Extracted data >>
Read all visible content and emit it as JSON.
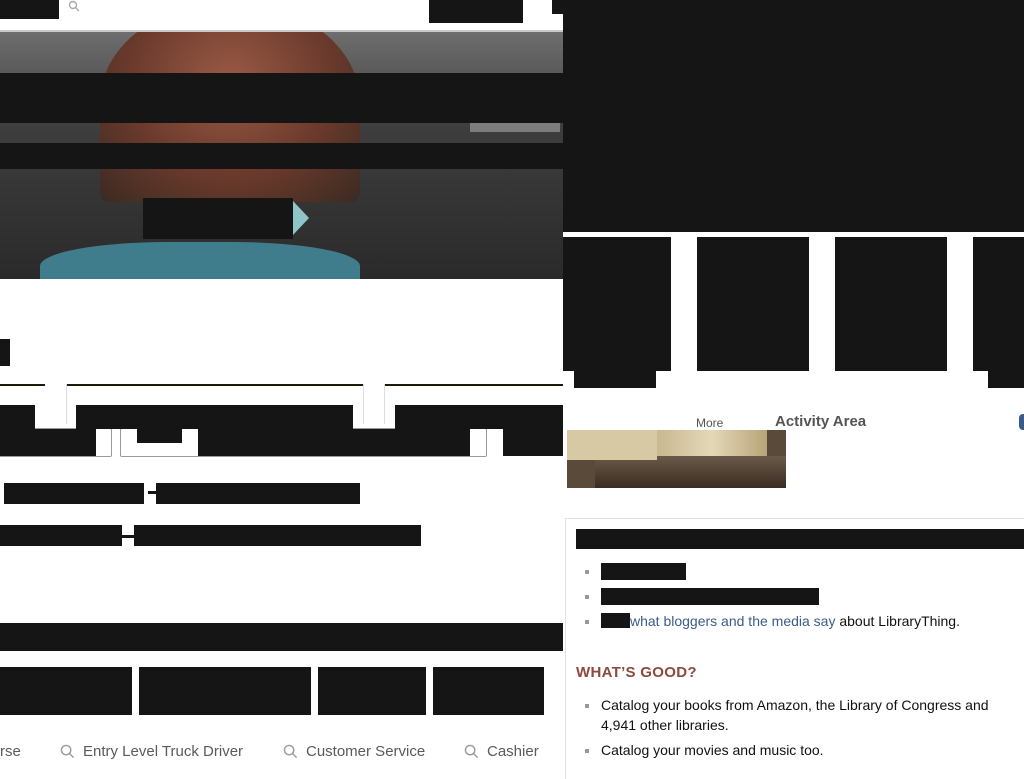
{
  "header": {
    "search_icon": "search-icon"
  },
  "sidebar_right": {
    "more_label": "More",
    "activity_label": "Activity Area"
  },
  "info_panel": {
    "bullet_link": "what bloggers and the media say",
    "bullet_suffix": " about LibraryThing.",
    "section_heading": "WHAT’S GOOD?",
    "good_items": [
      "Catalog your books from Amazon, the Library of Congress and 4,941 other libraries.",
      "Catalog your movies and music too."
    ]
  },
  "suggestions": [
    {
      "label": "rse",
      "icon": "search-icon"
    },
    {
      "label": "Entry Level Truck Driver",
      "icon": "search-icon"
    },
    {
      "label": "Customer Service",
      "icon": "search-icon"
    },
    {
      "label": "Cashier",
      "icon": "search-icon"
    }
  ],
  "colors": {
    "redaction": "#151515",
    "link": "#3a5c8a",
    "heading_accent": "#8b4a3c",
    "hero_arrow": "#8fc5c6"
  }
}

Directions >> Transcribe every entry word for word, but skip the pictures.

Task response >>
Read all visible content and emit it as JSON.
{
  "header": {
    "search_icon": "search-icon"
  },
  "sidebar_right": {
    "more_label": "More",
    "activity_label": "Activity Area"
  },
  "info_panel": {
    "bullet_link": "what bloggers and the media say",
    "bullet_suffix": " about LibraryThing.",
    "section_heading": "WHAT’S GOOD?",
    "good_items": [
      "Catalog your books from Amazon, the Library of Congress and 4,941 other libraries.",
      "Catalog your movies and music too."
    ]
  },
  "suggestions": [
    {
      "label": "rse",
      "icon": "search-icon"
    },
    {
      "label": "Entry Level Truck Driver",
      "icon": "search-icon"
    },
    {
      "label": "Customer Service",
      "icon": "search-icon"
    },
    {
      "label": "Cashier",
      "icon": "search-icon"
    }
  ],
  "colors": {
    "redaction": "#151515",
    "link": "#3a5c8a",
    "heading_accent": "#8b4a3c",
    "hero_arrow": "#8fc5c6"
  }
}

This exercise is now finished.